** Start STORED ROWS **
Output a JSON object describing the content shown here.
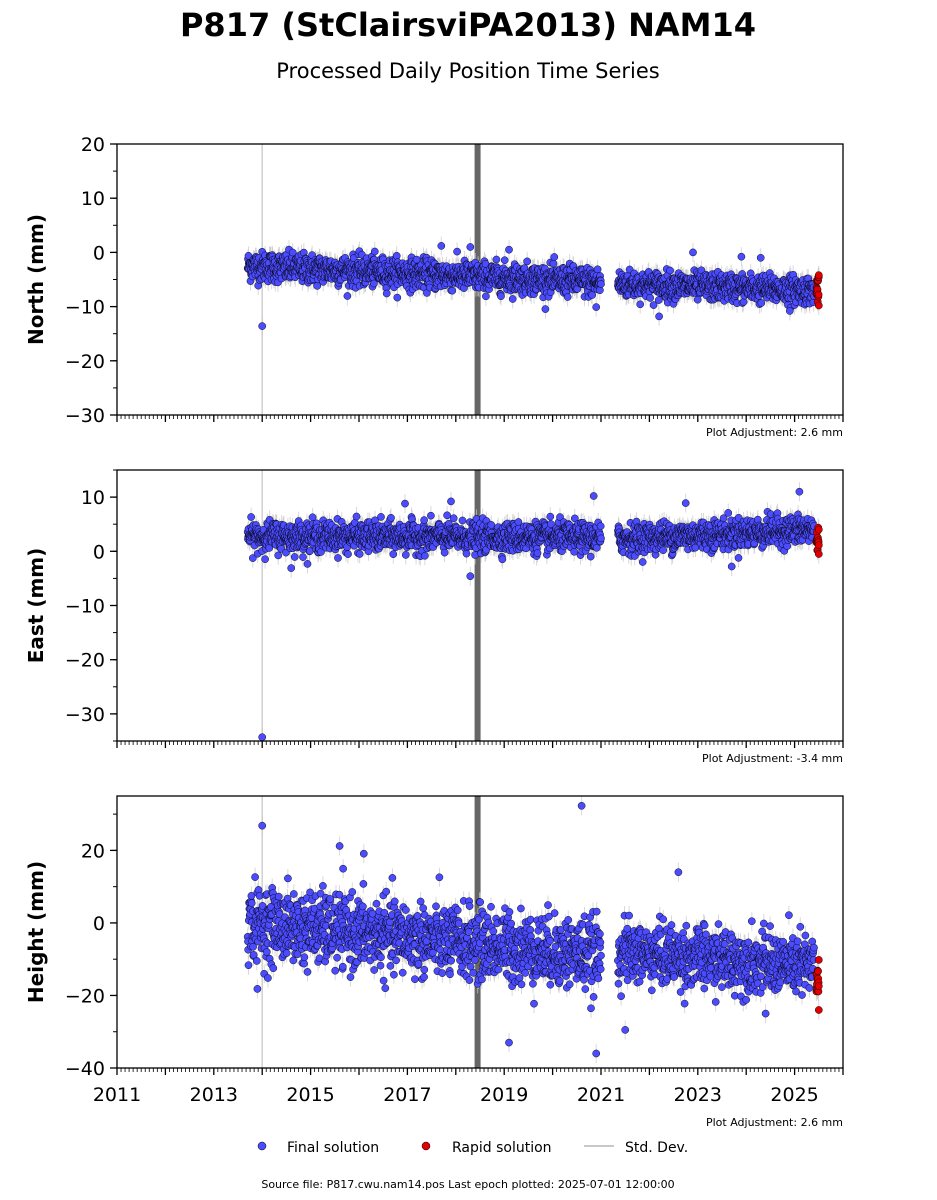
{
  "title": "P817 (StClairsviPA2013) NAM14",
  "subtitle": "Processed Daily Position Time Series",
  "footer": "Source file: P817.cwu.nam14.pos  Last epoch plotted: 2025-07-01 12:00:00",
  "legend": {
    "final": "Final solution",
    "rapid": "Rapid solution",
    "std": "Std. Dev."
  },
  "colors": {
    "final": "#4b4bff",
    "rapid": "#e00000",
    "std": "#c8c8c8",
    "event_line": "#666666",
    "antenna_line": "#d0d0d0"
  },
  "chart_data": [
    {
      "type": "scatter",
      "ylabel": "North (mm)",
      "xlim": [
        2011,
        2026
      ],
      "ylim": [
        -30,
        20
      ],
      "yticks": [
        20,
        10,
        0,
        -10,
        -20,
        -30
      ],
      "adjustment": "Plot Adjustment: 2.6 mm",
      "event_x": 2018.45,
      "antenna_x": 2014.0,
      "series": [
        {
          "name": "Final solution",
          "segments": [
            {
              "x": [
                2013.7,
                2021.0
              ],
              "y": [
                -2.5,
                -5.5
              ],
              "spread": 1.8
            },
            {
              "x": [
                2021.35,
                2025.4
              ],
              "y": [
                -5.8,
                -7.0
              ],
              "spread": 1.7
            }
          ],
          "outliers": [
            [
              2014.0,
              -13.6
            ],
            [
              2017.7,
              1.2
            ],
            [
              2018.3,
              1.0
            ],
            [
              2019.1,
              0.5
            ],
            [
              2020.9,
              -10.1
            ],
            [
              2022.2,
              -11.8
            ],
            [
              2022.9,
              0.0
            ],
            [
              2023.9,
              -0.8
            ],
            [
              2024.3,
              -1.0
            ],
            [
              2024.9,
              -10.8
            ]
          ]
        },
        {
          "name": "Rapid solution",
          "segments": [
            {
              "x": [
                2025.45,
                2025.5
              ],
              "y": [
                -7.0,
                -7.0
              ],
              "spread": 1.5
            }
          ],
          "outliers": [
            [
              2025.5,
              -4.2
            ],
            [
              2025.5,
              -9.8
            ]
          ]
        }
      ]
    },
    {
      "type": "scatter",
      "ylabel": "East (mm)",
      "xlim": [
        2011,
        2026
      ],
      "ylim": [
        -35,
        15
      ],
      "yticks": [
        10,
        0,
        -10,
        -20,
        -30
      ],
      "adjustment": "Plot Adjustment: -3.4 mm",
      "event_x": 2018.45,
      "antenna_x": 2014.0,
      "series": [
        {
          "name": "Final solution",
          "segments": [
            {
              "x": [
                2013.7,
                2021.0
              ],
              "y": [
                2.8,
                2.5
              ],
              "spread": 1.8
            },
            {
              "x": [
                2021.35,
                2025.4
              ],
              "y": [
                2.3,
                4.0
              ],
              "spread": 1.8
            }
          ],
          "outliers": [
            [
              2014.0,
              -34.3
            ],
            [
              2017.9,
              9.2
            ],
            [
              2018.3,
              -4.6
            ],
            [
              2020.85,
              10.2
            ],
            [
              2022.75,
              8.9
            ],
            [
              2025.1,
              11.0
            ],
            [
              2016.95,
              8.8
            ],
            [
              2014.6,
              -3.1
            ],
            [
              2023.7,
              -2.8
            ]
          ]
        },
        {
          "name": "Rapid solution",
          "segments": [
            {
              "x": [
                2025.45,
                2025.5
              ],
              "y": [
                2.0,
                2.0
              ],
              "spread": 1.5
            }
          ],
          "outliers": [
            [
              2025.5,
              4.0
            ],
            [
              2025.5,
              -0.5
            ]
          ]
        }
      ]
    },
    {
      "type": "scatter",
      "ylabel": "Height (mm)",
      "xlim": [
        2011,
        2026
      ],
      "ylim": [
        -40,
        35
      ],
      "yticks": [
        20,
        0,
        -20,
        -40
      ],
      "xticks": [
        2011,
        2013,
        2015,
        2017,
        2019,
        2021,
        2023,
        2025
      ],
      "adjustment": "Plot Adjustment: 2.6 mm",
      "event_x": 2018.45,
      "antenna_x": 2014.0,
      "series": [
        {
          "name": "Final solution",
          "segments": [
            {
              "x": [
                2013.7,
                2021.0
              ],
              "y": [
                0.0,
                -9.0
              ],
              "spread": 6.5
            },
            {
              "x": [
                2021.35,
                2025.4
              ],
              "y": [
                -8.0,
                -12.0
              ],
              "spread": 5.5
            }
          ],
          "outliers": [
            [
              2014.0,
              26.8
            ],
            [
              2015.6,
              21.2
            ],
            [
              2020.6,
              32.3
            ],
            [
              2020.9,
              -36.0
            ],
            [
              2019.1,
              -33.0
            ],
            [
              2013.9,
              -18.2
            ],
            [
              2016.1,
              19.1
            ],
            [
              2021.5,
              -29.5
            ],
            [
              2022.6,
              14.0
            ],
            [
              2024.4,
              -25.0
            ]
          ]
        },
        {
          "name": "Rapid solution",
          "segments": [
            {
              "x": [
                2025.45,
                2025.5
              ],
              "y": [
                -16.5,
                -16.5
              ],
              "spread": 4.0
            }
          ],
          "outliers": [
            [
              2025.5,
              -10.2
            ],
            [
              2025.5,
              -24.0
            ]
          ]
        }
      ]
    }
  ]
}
** End STORED ROWS **
→ **DIRECTIONS FOR THIS TASK**: Can you retype every record above exactly, leaving out the pictures?

→ **RESULT FOR THIS TASK**:
Output a JSON object describing the content shown here.
{
  "title": "P817 (StClairsviPA2013) NAM14",
  "subtitle": "Processed Daily Position Time Series",
  "footer": "Source file: P817.cwu.nam14.pos  Last epoch plotted: 2025-07-01 12:00:00",
  "legend": {
    "final": "Final solution",
    "rapid": "Rapid solution",
    "std": "Std. Dev."
  },
  "colors": {
    "final": "#4b4bff",
    "rapid": "#e00000",
    "std": "#c8c8c8",
    "event_line": "#666666",
    "antenna_line": "#d0d0d0"
  },
  "chart_data": [
    {
      "type": "scatter",
      "ylabel": "North (mm)",
      "xlim": [
        2011,
        2026
      ],
      "ylim": [
        -30,
        20
      ],
      "yticks": [
        20,
        10,
        0,
        -10,
        -20,
        -30
      ],
      "adjustment": "Plot Adjustment: 2.6 mm",
      "event_x": 2018.45,
      "antenna_x": 2014.0,
      "series": [
        {
          "name": "Final solution",
          "segments": [
            {
              "x": [
                2013.7,
                2021.0
              ],
              "y": [
                -2.5,
                -5.5
              ],
              "spread": 1.8
            },
            {
              "x": [
                2021.35,
                2025.4
              ],
              "y": [
                -5.8,
                -7.0
              ],
              "spread": 1.7
            }
          ],
          "outliers": [
            [
              2014.0,
              -13.6
            ],
            [
              2017.7,
              1.2
            ],
            [
              2018.3,
              1.0
            ],
            [
              2019.1,
              0.5
            ],
            [
              2020.9,
              -10.1
            ],
            [
              2022.2,
              -11.8
            ],
            [
              2022.9,
              0.0
            ],
            [
              2023.9,
              -0.8
            ],
            [
              2024.3,
              -1.0
            ],
            [
              2024.9,
              -10.8
            ]
          ]
        },
        {
          "name": "Rapid solution",
          "segments": [
            {
              "x": [
                2025.45,
                2025.5
              ],
              "y": [
                -7.0,
                -7.0
              ],
              "spread": 1.5
            }
          ],
          "outliers": [
            [
              2025.5,
              -4.2
            ],
            [
              2025.5,
              -9.8
            ]
          ]
        }
      ]
    },
    {
      "type": "scatter",
      "ylabel": "East (mm)",
      "xlim": [
        2011,
        2026
      ],
      "ylim": [
        -35,
        15
      ],
      "yticks": [
        10,
        0,
        -10,
        -20,
        -30
      ],
      "adjustment": "Plot Adjustment: -3.4 mm",
      "event_x": 2018.45,
      "antenna_x": 2014.0,
      "series": [
        {
          "name": "Final solution",
          "segments": [
            {
              "x": [
                2013.7,
                2021.0
              ],
              "y": [
                2.8,
                2.5
              ],
              "spread": 1.8
            },
            {
              "x": [
                2021.35,
                2025.4
              ],
              "y": [
                2.3,
                4.0
              ],
              "spread": 1.8
            }
          ],
          "outliers": [
            [
              2014.0,
              -34.3
            ],
            [
              2017.9,
              9.2
            ],
            [
              2018.3,
              -4.6
            ],
            [
              2020.85,
              10.2
            ],
            [
              2022.75,
              8.9
            ],
            [
              2025.1,
              11.0
            ],
            [
              2016.95,
              8.8
            ],
            [
              2014.6,
              -3.1
            ],
            [
              2023.7,
              -2.8
            ]
          ]
        },
        {
          "name": "Rapid solution",
          "segments": [
            {
              "x": [
                2025.45,
                2025.5
              ],
              "y": [
                2.0,
                2.0
              ],
              "spread": 1.5
            }
          ],
          "outliers": [
            [
              2025.5,
              4.0
            ],
            [
              2025.5,
              -0.5
            ]
          ]
        }
      ]
    },
    {
      "type": "scatter",
      "ylabel": "Height (mm)",
      "xlim": [
        2011,
        2026
      ],
      "ylim": [
        -40,
        35
      ],
      "yticks": [
        20,
        0,
        -20,
        -40
      ],
      "xticks": [
        2011,
        2013,
        2015,
        2017,
        2019,
        2021,
        2023,
        2025
      ],
      "adjustment": "Plot Adjustment: 2.6 mm",
      "event_x": 2018.45,
      "antenna_x": 2014.0,
      "series": [
        {
          "name": "Final solution",
          "segments": [
            {
              "x": [
                2013.7,
                2021.0
              ],
              "y": [
                0.0,
                -9.0
              ],
              "spread": 6.5
            },
            {
              "x": [
                2021.35,
                2025.4
              ],
              "y": [
                -8.0,
                -12.0
              ],
              "spread": 5.5
            }
          ],
          "outliers": [
            [
              2014.0,
              26.8
            ],
            [
              2015.6,
              21.2
            ],
            [
              2020.6,
              32.3
            ],
            [
              2020.9,
              -36.0
            ],
            [
              2019.1,
              -33.0
            ],
            [
              2013.9,
              -18.2
            ],
            [
              2016.1,
              19.1
            ],
            [
              2021.5,
              -29.5
            ],
            [
              2022.6,
              14.0
            ],
            [
              2024.4,
              -25.0
            ]
          ]
        },
        {
          "name": "Rapid solution",
          "segments": [
            {
              "x": [
                2025.45,
                2025.5
              ],
              "y": [
                -16.5,
                -16.5
              ],
              "spread": 4.0
            }
          ],
          "outliers": [
            [
              2025.5,
              -10.2
            ],
            [
              2025.5,
              -24.0
            ]
          ]
        }
      ]
    }
  ]
}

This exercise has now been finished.